> Given records
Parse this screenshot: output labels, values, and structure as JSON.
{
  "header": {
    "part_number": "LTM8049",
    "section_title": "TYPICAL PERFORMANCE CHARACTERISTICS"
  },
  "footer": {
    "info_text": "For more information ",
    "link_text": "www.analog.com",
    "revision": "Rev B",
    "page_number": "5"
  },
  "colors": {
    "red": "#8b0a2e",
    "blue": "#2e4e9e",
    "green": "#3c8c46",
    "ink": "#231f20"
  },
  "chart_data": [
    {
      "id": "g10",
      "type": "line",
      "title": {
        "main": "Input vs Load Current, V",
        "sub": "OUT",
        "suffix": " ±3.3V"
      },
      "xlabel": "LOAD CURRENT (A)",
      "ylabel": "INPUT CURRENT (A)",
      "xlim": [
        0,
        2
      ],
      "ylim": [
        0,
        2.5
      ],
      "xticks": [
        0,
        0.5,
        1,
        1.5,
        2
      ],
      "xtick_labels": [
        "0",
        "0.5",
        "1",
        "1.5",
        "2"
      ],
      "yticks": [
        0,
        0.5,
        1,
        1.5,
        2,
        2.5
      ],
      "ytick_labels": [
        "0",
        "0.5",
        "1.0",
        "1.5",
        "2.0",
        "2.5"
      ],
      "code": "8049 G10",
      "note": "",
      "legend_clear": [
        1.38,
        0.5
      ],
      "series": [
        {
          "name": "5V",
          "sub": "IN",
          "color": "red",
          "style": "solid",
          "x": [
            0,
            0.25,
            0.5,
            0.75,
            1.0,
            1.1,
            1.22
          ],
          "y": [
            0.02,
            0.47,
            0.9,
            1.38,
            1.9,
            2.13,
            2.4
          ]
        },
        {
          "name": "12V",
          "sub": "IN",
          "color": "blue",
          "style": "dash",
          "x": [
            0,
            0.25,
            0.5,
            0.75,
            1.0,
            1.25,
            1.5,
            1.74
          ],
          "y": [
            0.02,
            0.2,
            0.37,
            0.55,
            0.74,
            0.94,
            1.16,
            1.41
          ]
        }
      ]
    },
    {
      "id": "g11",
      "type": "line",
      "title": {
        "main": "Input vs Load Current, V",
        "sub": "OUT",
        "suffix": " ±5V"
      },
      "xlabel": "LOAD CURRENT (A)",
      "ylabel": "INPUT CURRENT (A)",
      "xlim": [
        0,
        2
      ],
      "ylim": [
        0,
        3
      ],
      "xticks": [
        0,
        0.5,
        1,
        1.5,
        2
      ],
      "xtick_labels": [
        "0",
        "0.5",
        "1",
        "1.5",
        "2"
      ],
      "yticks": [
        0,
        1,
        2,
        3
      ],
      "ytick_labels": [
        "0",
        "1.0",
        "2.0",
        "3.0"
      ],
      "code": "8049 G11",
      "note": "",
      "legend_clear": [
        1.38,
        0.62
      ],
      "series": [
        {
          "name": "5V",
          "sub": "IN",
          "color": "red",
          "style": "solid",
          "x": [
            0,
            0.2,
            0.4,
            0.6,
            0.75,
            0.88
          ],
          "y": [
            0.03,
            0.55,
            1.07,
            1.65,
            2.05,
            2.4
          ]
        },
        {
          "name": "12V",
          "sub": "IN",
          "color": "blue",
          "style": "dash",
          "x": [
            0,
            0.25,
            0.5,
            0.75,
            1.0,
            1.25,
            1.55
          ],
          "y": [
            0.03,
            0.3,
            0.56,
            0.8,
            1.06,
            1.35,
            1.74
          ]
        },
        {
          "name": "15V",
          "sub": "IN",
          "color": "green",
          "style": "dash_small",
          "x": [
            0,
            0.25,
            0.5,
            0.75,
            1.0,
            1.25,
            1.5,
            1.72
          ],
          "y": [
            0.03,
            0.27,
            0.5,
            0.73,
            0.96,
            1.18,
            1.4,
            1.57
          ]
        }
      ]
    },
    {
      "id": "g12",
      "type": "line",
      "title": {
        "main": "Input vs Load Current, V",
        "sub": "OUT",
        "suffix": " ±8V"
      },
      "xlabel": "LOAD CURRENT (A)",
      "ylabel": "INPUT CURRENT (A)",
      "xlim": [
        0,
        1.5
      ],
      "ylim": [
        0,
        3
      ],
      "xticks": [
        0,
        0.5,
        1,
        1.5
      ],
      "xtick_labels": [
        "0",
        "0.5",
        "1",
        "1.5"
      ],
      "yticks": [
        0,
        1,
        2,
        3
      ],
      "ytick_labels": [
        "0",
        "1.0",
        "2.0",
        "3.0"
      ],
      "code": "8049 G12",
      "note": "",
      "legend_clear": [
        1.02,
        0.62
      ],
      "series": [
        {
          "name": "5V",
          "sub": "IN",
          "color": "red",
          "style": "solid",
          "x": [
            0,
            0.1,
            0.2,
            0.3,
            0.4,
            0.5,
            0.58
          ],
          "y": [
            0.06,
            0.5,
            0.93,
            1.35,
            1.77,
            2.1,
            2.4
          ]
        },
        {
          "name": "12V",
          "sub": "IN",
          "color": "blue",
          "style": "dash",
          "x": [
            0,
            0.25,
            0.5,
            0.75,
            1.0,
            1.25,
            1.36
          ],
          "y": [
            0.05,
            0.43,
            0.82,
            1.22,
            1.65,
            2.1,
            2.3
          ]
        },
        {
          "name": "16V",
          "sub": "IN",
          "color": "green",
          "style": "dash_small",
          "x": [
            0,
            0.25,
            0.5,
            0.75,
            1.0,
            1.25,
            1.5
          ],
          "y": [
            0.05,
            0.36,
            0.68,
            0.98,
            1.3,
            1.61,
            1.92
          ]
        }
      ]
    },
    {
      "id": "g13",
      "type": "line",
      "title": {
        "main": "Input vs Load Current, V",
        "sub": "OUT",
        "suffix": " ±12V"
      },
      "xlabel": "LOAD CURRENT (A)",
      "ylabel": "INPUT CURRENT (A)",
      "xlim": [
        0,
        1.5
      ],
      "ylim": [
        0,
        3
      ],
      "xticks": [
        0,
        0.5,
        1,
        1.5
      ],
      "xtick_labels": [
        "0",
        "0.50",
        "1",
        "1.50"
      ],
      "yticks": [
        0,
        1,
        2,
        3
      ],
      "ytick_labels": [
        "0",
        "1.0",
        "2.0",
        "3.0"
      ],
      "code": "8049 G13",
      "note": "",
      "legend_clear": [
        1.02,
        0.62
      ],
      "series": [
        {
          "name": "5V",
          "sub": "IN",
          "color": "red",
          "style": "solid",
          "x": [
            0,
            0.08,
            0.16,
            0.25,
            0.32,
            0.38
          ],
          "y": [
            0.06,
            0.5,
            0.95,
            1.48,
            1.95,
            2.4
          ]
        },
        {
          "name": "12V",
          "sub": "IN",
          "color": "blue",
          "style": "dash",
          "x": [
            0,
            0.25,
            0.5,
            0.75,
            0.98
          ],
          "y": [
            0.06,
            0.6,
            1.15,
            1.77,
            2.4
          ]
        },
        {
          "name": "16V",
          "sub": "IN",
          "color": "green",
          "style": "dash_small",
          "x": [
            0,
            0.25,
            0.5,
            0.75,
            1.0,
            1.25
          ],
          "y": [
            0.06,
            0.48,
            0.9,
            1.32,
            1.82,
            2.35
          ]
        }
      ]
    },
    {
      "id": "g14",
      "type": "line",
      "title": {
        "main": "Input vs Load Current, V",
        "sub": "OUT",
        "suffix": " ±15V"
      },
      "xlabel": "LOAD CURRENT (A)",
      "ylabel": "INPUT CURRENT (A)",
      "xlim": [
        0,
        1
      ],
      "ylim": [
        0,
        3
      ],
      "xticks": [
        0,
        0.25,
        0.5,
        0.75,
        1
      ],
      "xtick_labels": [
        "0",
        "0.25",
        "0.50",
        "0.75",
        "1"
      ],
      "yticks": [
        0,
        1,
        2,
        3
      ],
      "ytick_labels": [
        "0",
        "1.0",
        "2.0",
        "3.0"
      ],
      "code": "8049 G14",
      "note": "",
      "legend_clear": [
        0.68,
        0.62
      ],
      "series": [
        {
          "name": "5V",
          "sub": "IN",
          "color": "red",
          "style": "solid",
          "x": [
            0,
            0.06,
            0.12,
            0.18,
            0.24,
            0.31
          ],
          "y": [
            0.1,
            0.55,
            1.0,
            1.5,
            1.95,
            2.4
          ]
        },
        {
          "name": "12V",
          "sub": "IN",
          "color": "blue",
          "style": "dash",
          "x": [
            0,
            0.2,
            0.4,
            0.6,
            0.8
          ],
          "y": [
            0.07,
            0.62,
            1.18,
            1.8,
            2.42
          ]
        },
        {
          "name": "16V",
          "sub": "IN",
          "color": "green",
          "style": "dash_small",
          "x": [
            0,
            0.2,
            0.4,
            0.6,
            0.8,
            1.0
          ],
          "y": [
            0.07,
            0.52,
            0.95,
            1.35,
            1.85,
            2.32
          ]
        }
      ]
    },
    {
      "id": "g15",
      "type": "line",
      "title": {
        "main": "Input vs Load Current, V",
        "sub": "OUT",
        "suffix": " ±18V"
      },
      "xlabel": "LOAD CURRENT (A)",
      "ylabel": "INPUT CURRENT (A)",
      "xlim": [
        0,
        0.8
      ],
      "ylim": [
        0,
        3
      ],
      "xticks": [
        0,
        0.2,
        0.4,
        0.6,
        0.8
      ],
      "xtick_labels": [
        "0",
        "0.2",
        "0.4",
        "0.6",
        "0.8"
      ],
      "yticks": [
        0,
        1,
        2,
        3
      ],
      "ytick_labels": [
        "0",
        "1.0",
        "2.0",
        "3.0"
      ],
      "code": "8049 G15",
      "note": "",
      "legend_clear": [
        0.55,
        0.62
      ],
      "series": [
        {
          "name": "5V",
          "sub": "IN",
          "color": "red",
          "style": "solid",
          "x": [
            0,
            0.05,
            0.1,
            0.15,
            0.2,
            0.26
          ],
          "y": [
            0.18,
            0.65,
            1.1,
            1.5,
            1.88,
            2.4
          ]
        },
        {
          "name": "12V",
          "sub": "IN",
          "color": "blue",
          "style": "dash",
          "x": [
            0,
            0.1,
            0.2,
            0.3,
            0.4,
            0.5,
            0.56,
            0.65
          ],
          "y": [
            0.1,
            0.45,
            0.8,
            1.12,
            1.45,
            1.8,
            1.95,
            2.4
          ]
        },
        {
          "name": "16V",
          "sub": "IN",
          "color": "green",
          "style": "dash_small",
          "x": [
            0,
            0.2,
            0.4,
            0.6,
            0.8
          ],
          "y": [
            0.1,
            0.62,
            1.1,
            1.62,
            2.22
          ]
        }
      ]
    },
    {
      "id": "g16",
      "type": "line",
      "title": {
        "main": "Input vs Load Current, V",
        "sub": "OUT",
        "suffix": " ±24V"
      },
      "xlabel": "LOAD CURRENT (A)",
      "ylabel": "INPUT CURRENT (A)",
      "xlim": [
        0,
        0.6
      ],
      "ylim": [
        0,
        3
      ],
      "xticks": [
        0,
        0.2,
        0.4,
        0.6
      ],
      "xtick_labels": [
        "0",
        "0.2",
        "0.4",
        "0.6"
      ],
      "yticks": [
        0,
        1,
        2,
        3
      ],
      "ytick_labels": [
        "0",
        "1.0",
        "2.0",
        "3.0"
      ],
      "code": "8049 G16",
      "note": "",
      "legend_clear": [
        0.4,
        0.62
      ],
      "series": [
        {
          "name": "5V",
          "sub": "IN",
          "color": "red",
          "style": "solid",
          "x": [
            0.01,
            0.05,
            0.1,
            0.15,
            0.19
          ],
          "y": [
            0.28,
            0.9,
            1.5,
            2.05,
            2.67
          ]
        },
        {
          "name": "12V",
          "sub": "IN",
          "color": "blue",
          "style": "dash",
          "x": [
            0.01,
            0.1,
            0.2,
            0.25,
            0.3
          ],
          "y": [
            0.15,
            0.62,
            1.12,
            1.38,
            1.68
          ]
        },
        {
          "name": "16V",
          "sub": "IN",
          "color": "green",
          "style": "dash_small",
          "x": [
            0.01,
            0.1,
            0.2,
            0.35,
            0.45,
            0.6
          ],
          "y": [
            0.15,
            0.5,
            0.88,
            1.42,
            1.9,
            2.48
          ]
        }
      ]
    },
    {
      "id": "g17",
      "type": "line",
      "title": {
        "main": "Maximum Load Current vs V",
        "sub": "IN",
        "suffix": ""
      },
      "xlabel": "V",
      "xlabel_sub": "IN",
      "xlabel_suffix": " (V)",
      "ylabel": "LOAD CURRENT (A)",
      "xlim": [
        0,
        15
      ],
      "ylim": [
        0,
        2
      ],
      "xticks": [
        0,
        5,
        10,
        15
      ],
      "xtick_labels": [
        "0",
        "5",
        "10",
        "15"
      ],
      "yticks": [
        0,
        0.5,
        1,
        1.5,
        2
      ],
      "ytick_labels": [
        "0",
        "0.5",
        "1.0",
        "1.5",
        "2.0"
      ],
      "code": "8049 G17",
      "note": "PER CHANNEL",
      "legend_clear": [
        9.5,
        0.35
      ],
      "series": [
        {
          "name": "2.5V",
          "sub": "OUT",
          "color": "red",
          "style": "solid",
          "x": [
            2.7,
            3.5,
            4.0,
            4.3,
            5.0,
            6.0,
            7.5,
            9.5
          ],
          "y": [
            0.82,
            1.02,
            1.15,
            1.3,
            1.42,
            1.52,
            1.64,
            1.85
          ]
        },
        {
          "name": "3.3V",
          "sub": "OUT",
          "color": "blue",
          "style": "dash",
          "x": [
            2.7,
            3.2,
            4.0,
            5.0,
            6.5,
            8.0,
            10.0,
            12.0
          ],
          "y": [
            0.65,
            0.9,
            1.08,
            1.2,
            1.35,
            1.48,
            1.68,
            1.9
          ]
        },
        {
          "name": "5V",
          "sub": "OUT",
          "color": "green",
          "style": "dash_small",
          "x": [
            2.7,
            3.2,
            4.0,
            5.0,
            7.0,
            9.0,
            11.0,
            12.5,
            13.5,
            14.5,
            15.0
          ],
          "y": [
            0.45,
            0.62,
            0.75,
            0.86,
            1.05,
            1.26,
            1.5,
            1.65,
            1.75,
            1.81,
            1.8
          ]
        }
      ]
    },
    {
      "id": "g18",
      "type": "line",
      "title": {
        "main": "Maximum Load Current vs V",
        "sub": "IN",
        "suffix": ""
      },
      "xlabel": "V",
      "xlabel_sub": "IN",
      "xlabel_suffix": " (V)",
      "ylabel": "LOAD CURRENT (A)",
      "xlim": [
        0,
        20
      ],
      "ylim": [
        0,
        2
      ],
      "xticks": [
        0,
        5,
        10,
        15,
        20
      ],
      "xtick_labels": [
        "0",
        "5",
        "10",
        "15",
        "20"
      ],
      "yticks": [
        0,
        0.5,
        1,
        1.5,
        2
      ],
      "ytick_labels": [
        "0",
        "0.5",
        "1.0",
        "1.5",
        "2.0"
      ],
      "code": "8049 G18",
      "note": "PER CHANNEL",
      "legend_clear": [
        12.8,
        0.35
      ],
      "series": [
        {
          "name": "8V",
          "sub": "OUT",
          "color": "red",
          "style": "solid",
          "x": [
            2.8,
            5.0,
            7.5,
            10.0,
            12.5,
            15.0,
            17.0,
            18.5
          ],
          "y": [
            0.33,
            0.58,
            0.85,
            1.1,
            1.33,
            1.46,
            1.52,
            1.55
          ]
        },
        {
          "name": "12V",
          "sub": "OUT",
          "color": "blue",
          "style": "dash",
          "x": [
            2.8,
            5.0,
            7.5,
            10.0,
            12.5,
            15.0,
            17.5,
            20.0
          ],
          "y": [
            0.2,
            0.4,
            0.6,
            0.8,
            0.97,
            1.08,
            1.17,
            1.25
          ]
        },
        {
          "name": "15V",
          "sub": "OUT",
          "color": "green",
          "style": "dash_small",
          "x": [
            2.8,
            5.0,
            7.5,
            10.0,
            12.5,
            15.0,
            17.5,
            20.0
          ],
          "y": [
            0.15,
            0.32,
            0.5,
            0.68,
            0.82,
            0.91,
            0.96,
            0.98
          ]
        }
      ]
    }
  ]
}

> Objective
In the records above, collect each line with "code".

> Expected answer
      "code": "8049 G10",
      "code": "8049 G11",
      "code": "8049 G12",
      "code": "8049 G13",
      "code": "8049 G14",
      "code": "8049 G15",
      "code": "8049 G16",
      "code": "8049 G17",
      "code": "8049 G18",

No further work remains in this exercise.